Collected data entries
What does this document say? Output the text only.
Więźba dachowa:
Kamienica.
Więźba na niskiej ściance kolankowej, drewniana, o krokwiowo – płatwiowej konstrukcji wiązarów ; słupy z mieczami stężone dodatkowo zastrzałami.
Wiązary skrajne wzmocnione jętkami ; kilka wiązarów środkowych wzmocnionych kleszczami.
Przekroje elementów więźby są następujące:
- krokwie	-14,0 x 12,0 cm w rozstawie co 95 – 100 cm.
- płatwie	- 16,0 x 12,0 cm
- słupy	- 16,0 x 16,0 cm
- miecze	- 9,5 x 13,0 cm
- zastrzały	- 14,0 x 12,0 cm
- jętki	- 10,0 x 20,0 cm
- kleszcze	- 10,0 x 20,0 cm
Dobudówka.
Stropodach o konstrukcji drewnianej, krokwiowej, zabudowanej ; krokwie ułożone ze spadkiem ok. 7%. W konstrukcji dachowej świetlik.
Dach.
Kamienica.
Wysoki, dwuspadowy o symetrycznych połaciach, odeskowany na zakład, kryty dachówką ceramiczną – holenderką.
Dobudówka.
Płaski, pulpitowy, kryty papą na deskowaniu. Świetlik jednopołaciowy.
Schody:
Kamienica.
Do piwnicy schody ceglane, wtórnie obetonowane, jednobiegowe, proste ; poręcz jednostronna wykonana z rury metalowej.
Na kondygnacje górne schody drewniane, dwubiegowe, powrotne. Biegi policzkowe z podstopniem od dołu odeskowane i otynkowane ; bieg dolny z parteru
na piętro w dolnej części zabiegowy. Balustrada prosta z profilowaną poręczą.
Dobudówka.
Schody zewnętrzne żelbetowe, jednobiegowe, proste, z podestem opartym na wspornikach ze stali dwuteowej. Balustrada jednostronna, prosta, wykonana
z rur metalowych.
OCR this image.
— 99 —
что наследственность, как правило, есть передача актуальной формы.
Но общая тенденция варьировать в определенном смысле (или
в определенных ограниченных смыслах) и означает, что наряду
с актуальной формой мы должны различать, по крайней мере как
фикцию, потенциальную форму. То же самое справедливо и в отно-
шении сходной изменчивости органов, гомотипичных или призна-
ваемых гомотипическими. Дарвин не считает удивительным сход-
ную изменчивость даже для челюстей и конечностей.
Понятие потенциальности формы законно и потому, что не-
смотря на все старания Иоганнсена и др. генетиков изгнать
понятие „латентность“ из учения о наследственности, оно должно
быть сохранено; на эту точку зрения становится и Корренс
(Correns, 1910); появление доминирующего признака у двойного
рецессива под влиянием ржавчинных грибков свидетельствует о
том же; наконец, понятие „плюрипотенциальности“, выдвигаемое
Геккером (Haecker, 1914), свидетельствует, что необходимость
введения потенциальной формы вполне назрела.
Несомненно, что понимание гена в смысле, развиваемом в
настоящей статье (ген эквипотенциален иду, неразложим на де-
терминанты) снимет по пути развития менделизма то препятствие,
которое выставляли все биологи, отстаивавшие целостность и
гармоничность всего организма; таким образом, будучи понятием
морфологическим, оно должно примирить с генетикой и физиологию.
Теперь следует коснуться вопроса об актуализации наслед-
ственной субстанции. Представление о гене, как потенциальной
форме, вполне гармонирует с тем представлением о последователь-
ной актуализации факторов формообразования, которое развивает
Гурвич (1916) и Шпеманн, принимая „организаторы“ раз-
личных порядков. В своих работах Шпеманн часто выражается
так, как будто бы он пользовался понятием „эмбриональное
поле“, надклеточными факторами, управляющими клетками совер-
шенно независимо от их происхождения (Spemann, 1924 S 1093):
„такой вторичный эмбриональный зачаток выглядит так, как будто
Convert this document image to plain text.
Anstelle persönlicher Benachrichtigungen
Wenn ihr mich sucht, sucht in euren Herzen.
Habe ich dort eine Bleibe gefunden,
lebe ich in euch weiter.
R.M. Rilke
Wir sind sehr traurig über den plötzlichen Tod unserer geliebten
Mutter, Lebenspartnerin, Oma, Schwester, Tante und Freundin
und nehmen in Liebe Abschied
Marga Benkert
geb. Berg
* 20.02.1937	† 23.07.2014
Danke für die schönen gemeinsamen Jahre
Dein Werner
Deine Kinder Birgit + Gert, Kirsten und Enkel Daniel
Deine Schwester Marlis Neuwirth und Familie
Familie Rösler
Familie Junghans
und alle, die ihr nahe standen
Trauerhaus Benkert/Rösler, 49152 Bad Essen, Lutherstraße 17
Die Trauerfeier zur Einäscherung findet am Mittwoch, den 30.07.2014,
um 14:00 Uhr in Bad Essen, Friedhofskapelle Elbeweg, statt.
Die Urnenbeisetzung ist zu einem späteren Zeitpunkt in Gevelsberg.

Requirement —
Collect the lines of the data that carry the word "konstrukcji".

Final answer —
Więźba na niskiej ściance kolankowej, drewniana, o krokwiowo – płatwiowej konstrukcji wiązarów ; słupy z mieczami stężone dodatkowo zastrzałami.
Stropodach o konstrukcji drewnianej, krokwiowej, zabudowanej ; krokwie ułożone ze spadkiem ok. 7%. W konstrukcji dachowej świetlik.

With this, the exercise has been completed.